What you are asked to do
Print out each entry below exactly, please.

Excerpted records
========

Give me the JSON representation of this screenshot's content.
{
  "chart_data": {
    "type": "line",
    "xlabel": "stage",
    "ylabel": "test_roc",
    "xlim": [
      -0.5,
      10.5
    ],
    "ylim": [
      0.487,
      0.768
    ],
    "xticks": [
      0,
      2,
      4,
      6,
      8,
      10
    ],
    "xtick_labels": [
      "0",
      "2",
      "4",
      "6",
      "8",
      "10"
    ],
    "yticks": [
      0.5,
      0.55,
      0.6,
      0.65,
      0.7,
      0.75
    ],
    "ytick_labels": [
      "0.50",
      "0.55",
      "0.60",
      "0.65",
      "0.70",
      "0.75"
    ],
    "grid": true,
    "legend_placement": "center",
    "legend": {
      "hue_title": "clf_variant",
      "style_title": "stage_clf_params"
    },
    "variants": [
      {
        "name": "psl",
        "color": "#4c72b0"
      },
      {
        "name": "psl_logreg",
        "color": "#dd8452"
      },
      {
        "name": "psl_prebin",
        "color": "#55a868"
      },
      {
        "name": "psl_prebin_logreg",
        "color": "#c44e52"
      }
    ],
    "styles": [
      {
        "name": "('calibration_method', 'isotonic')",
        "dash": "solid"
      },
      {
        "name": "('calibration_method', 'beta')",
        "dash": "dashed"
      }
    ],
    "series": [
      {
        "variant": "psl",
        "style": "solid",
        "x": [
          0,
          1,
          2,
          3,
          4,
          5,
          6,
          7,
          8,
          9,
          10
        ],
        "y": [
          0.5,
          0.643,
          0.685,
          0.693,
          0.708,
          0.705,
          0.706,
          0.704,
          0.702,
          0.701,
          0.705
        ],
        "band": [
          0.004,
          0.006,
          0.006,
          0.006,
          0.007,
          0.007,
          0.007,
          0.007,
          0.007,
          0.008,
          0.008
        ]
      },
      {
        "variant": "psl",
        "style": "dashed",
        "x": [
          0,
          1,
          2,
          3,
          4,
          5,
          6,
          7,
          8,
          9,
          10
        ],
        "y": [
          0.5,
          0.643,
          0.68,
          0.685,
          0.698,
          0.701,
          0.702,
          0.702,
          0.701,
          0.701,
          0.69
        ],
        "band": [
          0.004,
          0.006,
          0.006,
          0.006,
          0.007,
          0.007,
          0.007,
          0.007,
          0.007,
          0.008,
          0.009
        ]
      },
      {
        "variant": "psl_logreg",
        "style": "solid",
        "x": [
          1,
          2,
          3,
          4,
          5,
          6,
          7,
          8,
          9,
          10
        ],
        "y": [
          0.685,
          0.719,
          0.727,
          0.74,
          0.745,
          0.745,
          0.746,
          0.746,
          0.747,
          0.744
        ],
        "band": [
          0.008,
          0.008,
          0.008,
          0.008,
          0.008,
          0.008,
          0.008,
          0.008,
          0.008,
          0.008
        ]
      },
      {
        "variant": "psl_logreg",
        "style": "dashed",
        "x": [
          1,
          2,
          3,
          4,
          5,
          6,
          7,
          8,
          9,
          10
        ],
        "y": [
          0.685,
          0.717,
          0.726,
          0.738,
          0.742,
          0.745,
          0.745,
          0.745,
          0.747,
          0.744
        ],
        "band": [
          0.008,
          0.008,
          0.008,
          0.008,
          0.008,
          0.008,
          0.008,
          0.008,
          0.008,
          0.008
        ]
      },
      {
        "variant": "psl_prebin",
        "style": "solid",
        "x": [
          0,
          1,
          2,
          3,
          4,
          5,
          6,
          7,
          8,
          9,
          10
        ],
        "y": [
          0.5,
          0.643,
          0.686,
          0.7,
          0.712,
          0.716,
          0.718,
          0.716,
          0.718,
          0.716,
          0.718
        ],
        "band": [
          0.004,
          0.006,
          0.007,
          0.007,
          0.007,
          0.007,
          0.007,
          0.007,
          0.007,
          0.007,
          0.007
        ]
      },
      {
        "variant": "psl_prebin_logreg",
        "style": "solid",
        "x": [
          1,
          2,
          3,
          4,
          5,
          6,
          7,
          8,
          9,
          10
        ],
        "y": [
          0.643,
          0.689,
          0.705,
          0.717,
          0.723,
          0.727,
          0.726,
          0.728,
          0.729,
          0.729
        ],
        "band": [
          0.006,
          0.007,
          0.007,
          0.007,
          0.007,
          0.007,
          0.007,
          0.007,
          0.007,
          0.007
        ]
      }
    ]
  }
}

========

Solution to the exercise
Give me the JSON representation of this screenshot's content.
{
  "chart_data": {
    "type": "line",
    "xlabel": "stage",
    "ylabel": "test_roc",
    "xlim": [
      -0.5,
      10.5
    ],
    "ylim": [
      0.487,
      0.768
    ],
    "xticks": [
      0,
      2,
      4,
      6,
      8,
      10
    ],
    "xtick_labels": [
      "0",
      "2",
      "4",
      "6",
      "8",
      "10"
    ],
    "yticks": [
      0.5,
      0.55,
      0.6,
      0.65,
      0.7,
      0.75
    ],
    "ytick_labels": [
      "0.50",
      "0.55",
      "0.60",
      "0.65",
      "0.70",
      "0.75"
    ],
    "grid": true,
    "legend_placement": "center",
    "legend": {
      "hue_title": "clf_variant",
      "style_title": "stage_clf_params"
    },
    "variants": [
      {
        "name": "psl",
        "color": "#4c72b0"
      },
      {
        "name": "psl_logreg",
        "color": "#dd8452"
      },
      {
        "name": "psl_prebin",
        "color": "#55a868"
      },
      {
        "name": "psl_prebin_logreg",
        "color": "#c44e52"
      }
    ],
    "styles": [
      {
        "name": "('calibration_method', 'isotonic')",
        "dash": "solid"
      },
      {
        "name": "('calibration_method', 'beta')",
        "dash": "dashed"
      }
    ],
    "series": [
      {
        "variant": "psl",
        "style": "solid",
        "x": [
          0,
          1,
          2,
          3,
          4,
          5,
          6,
          7,
          8,
          9,
          10
        ],
        "y": [
          0.5,
          0.643,
          0.685,
          0.693,
          0.708,
          0.705,
          0.706,
          0.704,
          0.702,
          0.701,
          0.705
        ],
        "band": [
          0.004,
          0.006,
          0.006,
          0.006,
          0.007,
          0.007,
          0.007,
          0.007,
          0.007,
          0.008,
          0.008
        ]
      },
      {
        "variant": "psl",
        "style": "dashed",
        "x": [
          0,
          1,
          2,
          3,
          4,
          5,
          6,
          7,
          8,
          9,
          10
        ],
        "y": [
          0.5,
          0.643,
          0.68,
          0.685,
          0.698,
          0.701,
          0.702,
          0.702,
          0.701,
          0.701,
          0.69
        ],
        "band": [
          0.004,
          0.006,
          0.006,
          0.006,
          0.007,
          0.007,
          0.007,
          0.007,
          0.007,
          0.008,
          0.009
        ]
      },
      {
        "variant": "psl_logreg",
        "style": "solid",
        "x": [
          1,
          2,
          3,
          4,
          5,
          6,
          7,
          8,
          9,
          10
        ],
        "y": [
          0.685,
          0.719,
          0.727,
          0.74,
          0.745,
          0.745,
          0.746,
          0.746,
          0.747,
          0.744
        ],
        "band": [
          0.008,
          0.008,
          0.008,
          0.008,
          0.008,
          0.008,
          0.008,
          0.008,
          0.008,
          0.008
        ]
      },
      {
        "variant": "psl_logreg",
        "style": "dashed",
        "x": [
          1,
          2,
          3,
          4,
          5,
          6,
          7,
          8,
          9,
          10
        ],
        "y": [
          0.685,
          0.717,
          0.726,
          0.738,
          0.742,
          0.745,
          0.745,
          0.745,
          0.747,
          0.744
        ],
        "band": [
          0.008,
          0.008,
          0.008,
          0.008,
          0.008,
          0.008,
          0.008,
          0.008,
          0.008,
          0.008
        ]
      },
      {
        "variant": "psl_prebin",
        "style": "solid",
        "x": [
          0,
          1,
          2,
          3,
          4,
          5,
          6,
          7,
          8,
          9,
          10
        ],
        "y": [
          0.5,
          0.643,
          0.686,
          0.7,
          0.712,
          0.716,
          0.718,
          0.716,
          0.718,
          0.716,
          0.718
        ],
        "band": [
          0.004,
          0.006,
          0.007,
          0.007,
          0.007,
          0.007,
          0.007,
          0.007,
          0.007,
          0.007,
          0.007
        ]
      },
      {
        "variant": "psl_prebin_logreg",
        "style": "solid",
        "x": [
          1,
          2,
          3,
          4,
          5,
          6,
          7,
          8,
          9,
          10
        ],
        "y": [
          0.643,
          0.689,
          0.705,
          0.717,
          0.723,
          0.727,
          0.726,
          0.728,
          0.729,
          0.729
        ],
        "band": [
          0.006,
          0.007,
          0.007,
          0.007,
          0.007,
          0.007,
          0.007,
          0.007,
          0.007,
          0.007
        ]
      }
    ]
  }
}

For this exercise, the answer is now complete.